-- START OF Entries --
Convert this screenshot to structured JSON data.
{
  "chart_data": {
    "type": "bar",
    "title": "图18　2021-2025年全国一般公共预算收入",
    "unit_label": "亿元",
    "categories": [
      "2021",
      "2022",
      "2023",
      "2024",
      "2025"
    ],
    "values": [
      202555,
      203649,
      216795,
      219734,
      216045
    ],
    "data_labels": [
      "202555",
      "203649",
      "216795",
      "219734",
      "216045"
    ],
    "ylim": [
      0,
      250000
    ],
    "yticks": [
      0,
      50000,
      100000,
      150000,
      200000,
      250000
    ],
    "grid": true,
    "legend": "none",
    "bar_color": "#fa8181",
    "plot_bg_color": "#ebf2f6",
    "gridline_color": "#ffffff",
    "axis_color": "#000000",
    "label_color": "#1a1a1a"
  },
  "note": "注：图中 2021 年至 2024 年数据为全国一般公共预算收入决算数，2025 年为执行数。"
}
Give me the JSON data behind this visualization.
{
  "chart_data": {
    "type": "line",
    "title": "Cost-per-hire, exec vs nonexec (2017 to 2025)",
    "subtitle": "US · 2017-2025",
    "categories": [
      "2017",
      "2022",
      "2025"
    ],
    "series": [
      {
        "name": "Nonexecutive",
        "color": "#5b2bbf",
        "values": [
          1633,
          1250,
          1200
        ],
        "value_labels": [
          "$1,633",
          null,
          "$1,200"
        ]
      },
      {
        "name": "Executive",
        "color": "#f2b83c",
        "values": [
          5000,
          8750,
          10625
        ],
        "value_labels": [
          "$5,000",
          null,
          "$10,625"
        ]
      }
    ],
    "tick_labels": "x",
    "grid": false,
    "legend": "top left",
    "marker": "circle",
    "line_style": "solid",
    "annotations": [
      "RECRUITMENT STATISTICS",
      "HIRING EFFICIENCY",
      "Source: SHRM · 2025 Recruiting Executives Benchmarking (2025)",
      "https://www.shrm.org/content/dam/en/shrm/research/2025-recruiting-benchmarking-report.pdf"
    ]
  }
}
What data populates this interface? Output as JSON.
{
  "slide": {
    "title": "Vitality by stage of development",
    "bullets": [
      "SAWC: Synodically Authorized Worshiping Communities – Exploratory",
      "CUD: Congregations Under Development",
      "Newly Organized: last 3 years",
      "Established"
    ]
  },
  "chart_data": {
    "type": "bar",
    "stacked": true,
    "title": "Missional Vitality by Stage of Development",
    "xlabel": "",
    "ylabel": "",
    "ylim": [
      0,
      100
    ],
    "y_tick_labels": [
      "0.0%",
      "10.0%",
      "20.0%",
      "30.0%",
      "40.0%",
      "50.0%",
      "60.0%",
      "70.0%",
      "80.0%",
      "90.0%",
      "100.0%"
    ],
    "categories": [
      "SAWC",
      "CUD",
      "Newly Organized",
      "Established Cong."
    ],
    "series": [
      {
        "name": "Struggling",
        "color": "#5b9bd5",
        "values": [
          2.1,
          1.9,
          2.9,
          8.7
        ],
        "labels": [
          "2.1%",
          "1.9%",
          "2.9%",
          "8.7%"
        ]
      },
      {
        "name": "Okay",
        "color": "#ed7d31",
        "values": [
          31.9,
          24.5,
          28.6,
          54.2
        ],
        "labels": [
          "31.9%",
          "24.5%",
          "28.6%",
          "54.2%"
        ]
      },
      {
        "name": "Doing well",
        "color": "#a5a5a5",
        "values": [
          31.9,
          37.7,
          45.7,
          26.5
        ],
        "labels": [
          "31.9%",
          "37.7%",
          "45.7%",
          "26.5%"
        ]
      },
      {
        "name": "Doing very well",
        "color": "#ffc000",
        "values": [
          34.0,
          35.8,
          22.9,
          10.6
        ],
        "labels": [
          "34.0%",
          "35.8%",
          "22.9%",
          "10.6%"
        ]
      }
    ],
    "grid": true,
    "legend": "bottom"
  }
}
-- END OF Entries --
» **To do**
Reproduce the complete data exactly as presented above.

» **Result for this exercise**
Convert this screenshot to structured JSON data.
{
  "chart_data": {
    "type": "bar",
    "title": "图18　2021-2025年全国一般公共预算收入",
    "unit_label": "亿元",
    "categories": [
      "2021",
      "2022",
      "2023",
      "2024",
      "2025"
    ],
    "values": [
      202555,
      203649,
      216795,
      219734,
      216045
    ],
    "data_labels": [
      "202555",
      "203649",
      "216795",
      "219734",
      "216045"
    ],
    "ylim": [
      0,
      250000
    ],
    "yticks": [
      0,
      50000,
      100000,
      150000,
      200000,
      250000
    ],
    "grid": true,
    "legend": "none",
    "bar_color": "#fa8181",
    "plot_bg_color": "#ebf2f6",
    "gridline_color": "#ffffff",
    "axis_color": "#000000",
    "label_color": "#1a1a1a"
  },
  "note": "注：图中 2021 年至 2024 年数据为全国一般公共预算收入决算数，2025 年为执行数。"
}
Give me the JSON data behind this visualization.
{
  "chart_data": {
    "type": "line",
    "title": "Cost-per-hire, exec vs nonexec (2017 to 2025)",
    "subtitle": "US · 2017-2025",
    "categories": [
      "2017",
      "2022",
      "2025"
    ],
    "series": [
      {
        "name": "Nonexecutive",
        "color": "#5b2bbf",
        "values": [
          1633,
          1250,
          1200
        ],
        "value_labels": [
          "$1,633",
          null,
          "$1,200"
        ]
      },
      {
        "name": "Executive",
        "color": "#f2b83c",
        "values": [
          5000,
          8750,
          10625
        ],
        "value_labels": [
          "$5,000",
          null,
          "$10,625"
        ]
      }
    ],
    "tick_labels": "x",
    "grid": false,
    "legend": "top left",
    "marker": "circle",
    "line_style": "solid",
    "annotations": [
      "RECRUITMENT STATISTICS",
      "HIRING EFFICIENCY",
      "Source: SHRM · 2025 Recruiting Executives Benchmarking (2025)",
      "https://www.shrm.org/content/dam/en/shrm/research/2025-recruiting-benchmarking-report.pdf"
    ]
  }
}
What data populates this interface? Output as JSON.
{
  "slide": {
    "title": "Vitality by stage of development",
    "bullets": [
      "SAWC: Synodically Authorized Worshiping Communities – Exploratory",
      "CUD: Congregations Under Development",
      "Newly Organized: last 3 years",
      "Established"
    ]
  },
  "chart_data": {
    "type": "bar",
    "stacked": true,
    "title": "Missional Vitality by Stage of Development",
    "xlabel": "",
    "ylabel": "",
    "ylim": [
      0,
      100
    ],
    "y_tick_labels": [
      "0.0%",
      "10.0%",
      "20.0%",
      "30.0%",
      "40.0%",
      "50.0%",
      "60.0%",
      "70.0%",
      "80.0%",
      "90.0%",
      "100.0%"
    ],
    "categories": [
      "SAWC",
      "CUD",
      "Newly Organized",
      "Established Cong."
    ],
    "series": [
      {
        "name": "Struggling",
        "color": "#5b9bd5",
        "values": [
          2.1,
          1.9,
          2.9,
          8.7
        ],
        "labels": [
          "2.1%",
          "1.9%",
          "2.9%",
          "8.7%"
        ]
      },
      {
        "name": "Okay",
        "color": "#ed7d31",
        "values": [
          31.9,
          24.5,
          28.6,
          54.2
        ],
        "labels": [
          "31.9%",
          "24.5%",
          "28.6%",
          "54.2%"
        ]
      },
      {
        "name": "Doing well",
        "color": "#a5a5a5",
        "values": [
          31.9,
          37.7,
          45.7,
          26.5
        ],
        "labels": [
          "31.9%",
          "37.7%",
          "45.7%",
          "26.5%"
        ]
      },
      {
        "name": "Doing very well",
        "color": "#ffc000",
        "values": [
          34.0,
          35.8,
          22.9,
          10.6
        ],
        "labels": [
          "34.0%",
          "35.8%",
          "22.9%",
          "10.6%"
        ]
      }
    ],
    "grid": true,
    "legend": "bottom"
  }
}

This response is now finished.